**Written task:**
Transcribe the records that follow. Keep every word exactly, and drop the pictures.

[START OF Material to process]

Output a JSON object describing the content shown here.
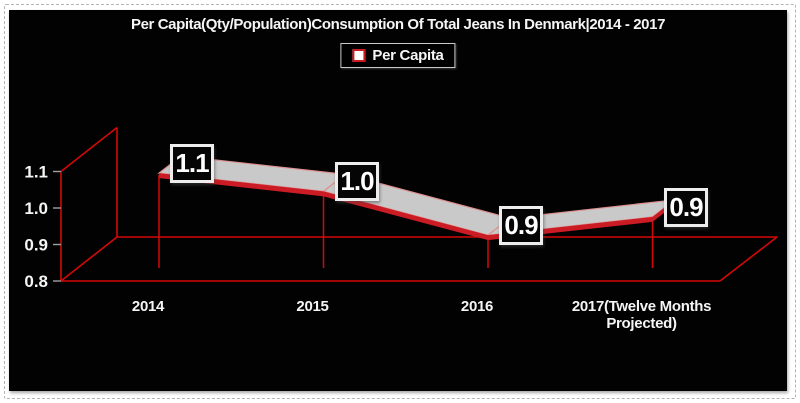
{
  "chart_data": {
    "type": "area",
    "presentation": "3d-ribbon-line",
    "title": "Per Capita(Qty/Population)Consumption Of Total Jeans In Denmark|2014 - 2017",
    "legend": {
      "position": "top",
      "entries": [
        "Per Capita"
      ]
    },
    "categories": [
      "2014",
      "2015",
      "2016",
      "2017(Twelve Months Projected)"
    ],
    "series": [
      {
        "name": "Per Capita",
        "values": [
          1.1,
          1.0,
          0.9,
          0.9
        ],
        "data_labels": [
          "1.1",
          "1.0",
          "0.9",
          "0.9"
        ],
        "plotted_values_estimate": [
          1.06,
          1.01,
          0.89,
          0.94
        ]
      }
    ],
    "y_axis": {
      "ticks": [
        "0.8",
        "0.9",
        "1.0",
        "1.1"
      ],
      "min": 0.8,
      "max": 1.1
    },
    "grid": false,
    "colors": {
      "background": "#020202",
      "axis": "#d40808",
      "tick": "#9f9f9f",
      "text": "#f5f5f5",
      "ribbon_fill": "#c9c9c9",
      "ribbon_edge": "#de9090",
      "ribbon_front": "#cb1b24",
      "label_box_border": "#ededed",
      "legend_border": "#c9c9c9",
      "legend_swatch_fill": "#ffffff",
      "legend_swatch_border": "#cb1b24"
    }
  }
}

[END OF Material to process]

**Result below:**
Output a JSON object describing the content shown here.
{
  "chart_data": {
    "type": "area",
    "presentation": "3d-ribbon-line",
    "title": "Per Capita(Qty/Population)Consumption Of Total Jeans In Denmark|2014 - 2017",
    "legend": {
      "position": "top",
      "entries": [
        "Per Capita"
      ]
    },
    "categories": [
      "2014",
      "2015",
      "2016",
      "2017(Twelve Months Projected)"
    ],
    "series": [
      {
        "name": "Per Capita",
        "values": [
          1.1,
          1.0,
          0.9,
          0.9
        ],
        "data_labels": [
          "1.1",
          "1.0",
          "0.9",
          "0.9"
        ],
        "plotted_values_estimate": [
          1.06,
          1.01,
          0.89,
          0.94
        ]
      }
    ],
    "y_axis": {
      "ticks": [
        "0.8",
        "0.9",
        "1.0",
        "1.1"
      ],
      "min": 0.8,
      "max": 1.1
    },
    "grid": false,
    "colors": {
      "background": "#020202",
      "axis": "#d40808",
      "tick": "#9f9f9f",
      "text": "#f5f5f5",
      "ribbon_fill": "#c9c9c9",
      "ribbon_edge": "#de9090",
      "ribbon_front": "#cb1b24",
      "label_box_border": "#ededed",
      "legend_border": "#c9c9c9",
      "legend_swatch_fill": "#ffffff",
      "legend_swatch_border": "#cb1b24"
    }
  }
}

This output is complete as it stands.